Stored data
------------------------------------------------------------
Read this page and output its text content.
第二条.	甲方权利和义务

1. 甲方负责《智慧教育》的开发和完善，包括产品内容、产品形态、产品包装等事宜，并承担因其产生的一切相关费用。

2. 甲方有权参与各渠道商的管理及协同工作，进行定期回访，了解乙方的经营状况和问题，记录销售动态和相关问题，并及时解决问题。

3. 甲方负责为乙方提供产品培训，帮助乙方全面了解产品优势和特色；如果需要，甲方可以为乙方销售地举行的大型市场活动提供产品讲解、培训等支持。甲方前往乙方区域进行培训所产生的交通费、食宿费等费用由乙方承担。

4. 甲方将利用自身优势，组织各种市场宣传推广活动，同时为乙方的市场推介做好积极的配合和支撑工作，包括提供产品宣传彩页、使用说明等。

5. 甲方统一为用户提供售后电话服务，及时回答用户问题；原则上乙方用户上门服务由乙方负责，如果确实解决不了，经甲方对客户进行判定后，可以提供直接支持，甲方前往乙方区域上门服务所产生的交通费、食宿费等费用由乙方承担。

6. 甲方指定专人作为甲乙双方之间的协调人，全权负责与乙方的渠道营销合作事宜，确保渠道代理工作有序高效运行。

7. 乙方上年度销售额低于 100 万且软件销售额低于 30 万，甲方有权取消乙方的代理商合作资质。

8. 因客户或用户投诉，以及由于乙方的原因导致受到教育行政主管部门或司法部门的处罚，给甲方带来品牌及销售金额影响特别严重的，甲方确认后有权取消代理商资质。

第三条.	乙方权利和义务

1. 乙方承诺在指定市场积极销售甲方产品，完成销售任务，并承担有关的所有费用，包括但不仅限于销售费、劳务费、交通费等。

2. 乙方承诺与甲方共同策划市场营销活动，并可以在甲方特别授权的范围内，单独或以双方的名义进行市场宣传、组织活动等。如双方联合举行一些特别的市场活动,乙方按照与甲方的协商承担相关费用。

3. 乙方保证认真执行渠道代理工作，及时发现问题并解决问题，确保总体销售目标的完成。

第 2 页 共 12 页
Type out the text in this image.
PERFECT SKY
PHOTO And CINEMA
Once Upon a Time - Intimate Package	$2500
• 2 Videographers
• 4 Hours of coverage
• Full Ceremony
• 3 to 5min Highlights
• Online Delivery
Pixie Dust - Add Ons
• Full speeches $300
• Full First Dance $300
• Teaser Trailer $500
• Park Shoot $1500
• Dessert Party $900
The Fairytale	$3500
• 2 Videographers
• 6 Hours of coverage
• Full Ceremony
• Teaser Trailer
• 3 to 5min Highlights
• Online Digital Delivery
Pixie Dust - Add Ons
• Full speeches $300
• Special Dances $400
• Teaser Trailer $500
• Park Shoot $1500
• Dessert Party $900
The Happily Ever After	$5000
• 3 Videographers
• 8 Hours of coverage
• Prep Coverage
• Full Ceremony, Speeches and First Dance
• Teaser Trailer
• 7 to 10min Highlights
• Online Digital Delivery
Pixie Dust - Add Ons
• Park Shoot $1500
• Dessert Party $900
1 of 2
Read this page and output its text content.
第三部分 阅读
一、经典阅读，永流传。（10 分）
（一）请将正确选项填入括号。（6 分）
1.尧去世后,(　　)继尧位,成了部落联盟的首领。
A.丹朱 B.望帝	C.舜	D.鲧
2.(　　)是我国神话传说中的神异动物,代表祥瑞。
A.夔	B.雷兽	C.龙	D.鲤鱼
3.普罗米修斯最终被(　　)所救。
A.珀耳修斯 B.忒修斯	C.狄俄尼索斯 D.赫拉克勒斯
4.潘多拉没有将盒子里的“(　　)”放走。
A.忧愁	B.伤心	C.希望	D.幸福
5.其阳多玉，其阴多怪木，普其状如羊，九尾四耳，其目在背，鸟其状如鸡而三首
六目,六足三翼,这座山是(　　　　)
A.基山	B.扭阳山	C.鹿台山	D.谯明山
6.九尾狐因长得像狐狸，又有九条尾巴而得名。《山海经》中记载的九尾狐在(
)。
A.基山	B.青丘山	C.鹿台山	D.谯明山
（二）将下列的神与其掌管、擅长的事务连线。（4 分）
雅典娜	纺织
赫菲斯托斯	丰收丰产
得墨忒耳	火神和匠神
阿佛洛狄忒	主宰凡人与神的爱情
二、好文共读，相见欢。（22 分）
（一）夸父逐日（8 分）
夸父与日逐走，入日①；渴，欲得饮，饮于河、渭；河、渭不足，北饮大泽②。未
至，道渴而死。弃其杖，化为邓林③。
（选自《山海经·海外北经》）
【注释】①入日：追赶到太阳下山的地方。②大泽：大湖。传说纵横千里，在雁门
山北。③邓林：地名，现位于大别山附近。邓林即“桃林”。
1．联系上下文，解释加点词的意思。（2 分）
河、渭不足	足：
------------------------------------------------------------
• [Problem to solve]:
Output every entry shown above, exactly.

• [Solved exercise]:
Read this page and output its text content.
第二条.	甲方权利和义务

1. 甲方负责《智慧教育》的开发和完善，包括产品内容、产品形态、产品包装等事宜，并承担因其产生的一切相关费用。

2. 甲方有权参与各渠道商的管理及协同工作，进行定期回访，了解乙方的经营状况和问题，记录销售动态和相关问题，并及时解决问题。

3. 甲方负责为乙方提供产品培训，帮助乙方全面了解产品优势和特色；如果需要，甲方可以为乙方销售地举行的大型市场活动提供产品讲解、培训等支持。甲方前往乙方区域进行培训所产生的交通费、食宿费等费用由乙方承担。

4. 甲方将利用自身优势，组织各种市场宣传推广活动，同时为乙方的市场推介做好积极的配合和支撑工作，包括提供产品宣传彩页、使用说明等。

5. 甲方统一为用户提供售后电话服务，及时回答用户问题；原则上乙方用户上门服务由乙方负责，如果确实解决不了，经甲方对客户进行判定后，可以提供直接支持，甲方前往乙方区域上门服务所产生的交通费、食宿费等费用由乙方承担。

6. 甲方指定专人作为甲乙双方之间的协调人，全权负责与乙方的渠道营销合作事宜，确保渠道代理工作有序高效运行。

7. 乙方上年度销售额低于 100 万且软件销售额低于 30 万，甲方有权取消乙方的代理商合作资质。

8. 因客户或用户投诉，以及由于乙方的原因导致受到教育行政主管部门或司法部门的处罚，给甲方带来品牌及销售金额影响特别严重的，甲方确认后有权取消代理商资质。

第三条.	乙方权利和义务

1. 乙方承诺在指定市场积极销售甲方产品，完成销售任务，并承担有关的所有费用，包括但不仅限于销售费、劳务费、交通费等。

2. 乙方承诺与甲方共同策划市场营销活动，并可以在甲方特别授权的范围内，单独或以双方的名义进行市场宣传、组织活动等。如双方联合举行一些特别的市场活动,乙方按照与甲方的协商承担相关费用。

3. 乙方保证认真执行渠道代理工作，及时发现问题并解决问题，确保总体销售目标的完成。

第 2 页 共 12 页
Type out the text in this image.
PERFECT SKY
PHOTO And CINEMA
Once Upon a Time - Intimate Package	$2500
• 2 Videographers
• 4 Hours of coverage
• Full Ceremony
• 3 to 5min Highlights
• Online Delivery
Pixie Dust - Add Ons
• Full speeches $300
• Full First Dance $300
• Teaser Trailer $500
• Park Shoot $1500
• Dessert Party $900
The Fairytale	$3500
• 2 Videographers
• 6 Hours of coverage
• Full Ceremony
• Teaser Trailer
• 3 to 5min Highlights
• Online Digital Delivery
Pixie Dust - Add Ons
• Full speeches $300
• Special Dances $400
• Teaser Trailer $500
• Park Shoot $1500
• Dessert Party $900
The Happily Ever After	$5000
• 3 Videographers
• 8 Hours of coverage
• Prep Coverage
• Full Ceremony, Speeches and First Dance
• Teaser Trailer
• 7 to 10min Highlights
• Online Digital Delivery
Pixie Dust - Add Ons
• Park Shoot $1500
• Dessert Party $900
1 of 2
Read this page and output its text content.
第三部分 阅读
一、经典阅读，永流传。（10 分）
（一）请将正确选项填入括号。（6 分）
1.尧去世后,(　　)继尧位,成了部落联盟的首领。
A.丹朱 B.望帝	C.舜	D.鲧
2.(　　)是我国神话传说中的神异动物,代表祥瑞。
A.夔	B.雷兽	C.龙	D.鲤鱼
3.普罗米修斯最终被(　　)所救。
A.珀耳修斯 B.忒修斯	C.狄俄尼索斯 D.赫拉克勒斯
4.潘多拉没有将盒子里的“(　　)”放走。
A.忧愁	B.伤心	C.希望	D.幸福
5.其阳多玉，其阴多怪木，普其状如羊，九尾四耳，其目在背，鸟其状如鸡而三首
六目,六足三翼,这座山是(　　　　)
A.基山	B.扭阳山	C.鹿台山	D.谯明山
6.九尾狐因长得像狐狸，又有九条尾巴而得名。《山海经》中记载的九尾狐在(
)。
A.基山	B.青丘山	C.鹿台山	D.谯明山
（二）将下列的神与其掌管、擅长的事务连线。（4 分）
雅典娜	纺织
赫菲斯托斯	丰收丰产
得墨忒耳	火神和匠神
阿佛洛狄忒	主宰凡人与神的爱情
二、好文共读，相见欢。（22 分）
（一）夸父逐日（8 分）
夸父与日逐走，入日①；渴，欲得饮，饮于河、渭；河、渭不足，北饮大泽②。未
至，道渴而死。弃其杖，化为邓林③。
（选自《山海经·海外北经》）
【注释】①入日：追赶到太阳下山的地方。②大泽：大湖。传说纵横千里，在雁门
山北。③邓林：地名，现位于大别山附近。邓林即“桃林”。
1．联系上下文，解释加点词的意思。（2 分）
河、渭不足	足：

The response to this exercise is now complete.